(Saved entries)
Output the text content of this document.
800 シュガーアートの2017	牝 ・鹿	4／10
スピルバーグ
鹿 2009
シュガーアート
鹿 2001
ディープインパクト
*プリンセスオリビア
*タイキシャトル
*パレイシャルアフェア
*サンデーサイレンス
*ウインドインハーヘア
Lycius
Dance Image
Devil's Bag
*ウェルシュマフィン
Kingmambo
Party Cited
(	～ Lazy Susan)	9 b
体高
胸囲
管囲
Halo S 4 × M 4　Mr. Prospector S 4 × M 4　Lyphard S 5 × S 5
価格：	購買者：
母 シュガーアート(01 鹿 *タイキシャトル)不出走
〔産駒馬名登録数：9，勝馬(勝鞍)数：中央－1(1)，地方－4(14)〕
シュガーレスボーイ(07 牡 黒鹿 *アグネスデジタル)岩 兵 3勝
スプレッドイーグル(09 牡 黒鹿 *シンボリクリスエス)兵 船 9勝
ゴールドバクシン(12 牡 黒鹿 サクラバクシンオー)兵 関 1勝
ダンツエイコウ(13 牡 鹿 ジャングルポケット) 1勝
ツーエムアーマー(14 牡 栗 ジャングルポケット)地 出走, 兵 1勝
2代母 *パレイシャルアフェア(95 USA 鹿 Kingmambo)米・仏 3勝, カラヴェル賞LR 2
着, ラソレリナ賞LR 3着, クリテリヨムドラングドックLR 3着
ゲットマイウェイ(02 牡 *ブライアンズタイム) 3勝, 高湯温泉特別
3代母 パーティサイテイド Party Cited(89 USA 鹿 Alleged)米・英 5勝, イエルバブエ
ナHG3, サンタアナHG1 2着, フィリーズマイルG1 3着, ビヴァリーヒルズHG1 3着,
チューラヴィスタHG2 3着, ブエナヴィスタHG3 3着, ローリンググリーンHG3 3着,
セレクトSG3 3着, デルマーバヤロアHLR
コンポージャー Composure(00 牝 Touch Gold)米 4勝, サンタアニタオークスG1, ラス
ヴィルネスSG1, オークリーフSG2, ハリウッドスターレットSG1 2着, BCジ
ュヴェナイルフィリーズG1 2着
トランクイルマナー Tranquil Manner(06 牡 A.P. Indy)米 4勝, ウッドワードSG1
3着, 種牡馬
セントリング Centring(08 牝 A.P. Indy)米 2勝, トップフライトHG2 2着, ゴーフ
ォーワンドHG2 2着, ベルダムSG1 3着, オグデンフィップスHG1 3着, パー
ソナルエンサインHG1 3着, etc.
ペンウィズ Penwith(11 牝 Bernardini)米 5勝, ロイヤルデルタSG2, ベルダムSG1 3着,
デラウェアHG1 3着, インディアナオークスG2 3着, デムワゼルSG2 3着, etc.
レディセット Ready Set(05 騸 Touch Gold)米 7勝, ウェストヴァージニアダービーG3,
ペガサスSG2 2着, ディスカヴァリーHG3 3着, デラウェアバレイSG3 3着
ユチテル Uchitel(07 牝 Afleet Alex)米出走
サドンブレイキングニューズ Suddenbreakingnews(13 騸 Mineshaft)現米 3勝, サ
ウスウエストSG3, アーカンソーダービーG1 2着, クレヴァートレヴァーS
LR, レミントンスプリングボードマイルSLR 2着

_Problem details:_
Print the listing above in full, exactly as it is.

_In response:_
Output the text content of this document.
800 シュガーアートの2017	牝 ・鹿	4／10
スピルバーグ
鹿 2009
シュガーアート
鹿 2001
ディープインパクト
*プリンセスオリビア
*タイキシャトル
*パレイシャルアフェア
*サンデーサイレンス
*ウインドインハーヘア
Lycius
Dance Image
Devil's Bag
*ウェルシュマフィン
Kingmambo
Party Cited
(	～ Lazy Susan)	9 b
体高
胸囲
管囲
Halo S 4 × M 4　Mr. Prospector S 4 × M 4　Lyphard S 5 × S 5
価格：	購買者：
母 シュガーアート(01 鹿 *タイキシャトル)不出走
〔産駒馬名登録数：9，勝馬(勝鞍)数：中央－1(1)，地方－4(14)〕
シュガーレスボーイ(07 牡 黒鹿 *アグネスデジタル)岩 兵 3勝
スプレッドイーグル(09 牡 黒鹿 *シンボリクリスエス)兵 船 9勝
ゴールドバクシン(12 牡 黒鹿 サクラバクシンオー)兵 関 1勝
ダンツエイコウ(13 牡 鹿 ジャングルポケット) 1勝
ツーエムアーマー(14 牡 栗 ジャングルポケット)地 出走, 兵 1勝
2代母 *パレイシャルアフェア(95 USA 鹿 Kingmambo)米・仏 3勝, カラヴェル賞LR 2
着, ラソレリナ賞LR 3着, クリテリヨムドラングドックLR 3着
ゲットマイウェイ(02 牡 *ブライアンズタイム) 3勝, 高湯温泉特別
3代母 パーティサイテイド Party Cited(89 USA 鹿 Alleged)米・英 5勝, イエルバブエ
ナHG3, サンタアナHG1 2着, フィリーズマイルG1 3着, ビヴァリーヒルズHG1 3着,
チューラヴィスタHG2 3着, ブエナヴィスタHG3 3着, ローリンググリーンHG3 3着,
セレクトSG3 3着, デルマーバヤロアHLR
コンポージャー Composure(00 牝 Touch Gold)米 4勝, サンタアニタオークスG1, ラス
ヴィルネスSG1, オークリーフSG2, ハリウッドスターレットSG1 2着, BCジ
ュヴェナイルフィリーズG1 2着
トランクイルマナー Tranquil Manner(06 牡 A.P. Indy)米 4勝, ウッドワードSG1
3着, 種牡馬
セントリング Centring(08 牝 A.P. Indy)米 2勝, トップフライトHG2 2着, ゴーフ
ォーワンドHG2 2着, ベルダムSG1 3着, オグデンフィップスHG1 3着, パー
ソナルエンサインHG1 3着, etc.
ペンウィズ Penwith(11 牝 Bernardini)米 5勝, ロイヤルデルタSG2, ベルダムSG1 3着,
デラウェアHG1 3着, インディアナオークスG2 3着, デムワゼルSG2 3着, etc.
レディセット Ready Set(05 騸 Touch Gold)米 7勝, ウェストヴァージニアダービーG3,
ペガサスSG2 2着, ディスカヴァリーHG3 3着, デラウェアバレイSG3 3着
ユチテル Uchitel(07 牝 Afleet Alex)米出走
サドンブレイキングニューズ Suddenbreakingnews(13 騸 Mineshaft)現米 3勝, サ
ウスウエストSG3, アーカンソーダービーG1 2着, クレヴァートレヴァーS
LR, レミントンスプリングボードマイルSLR 2着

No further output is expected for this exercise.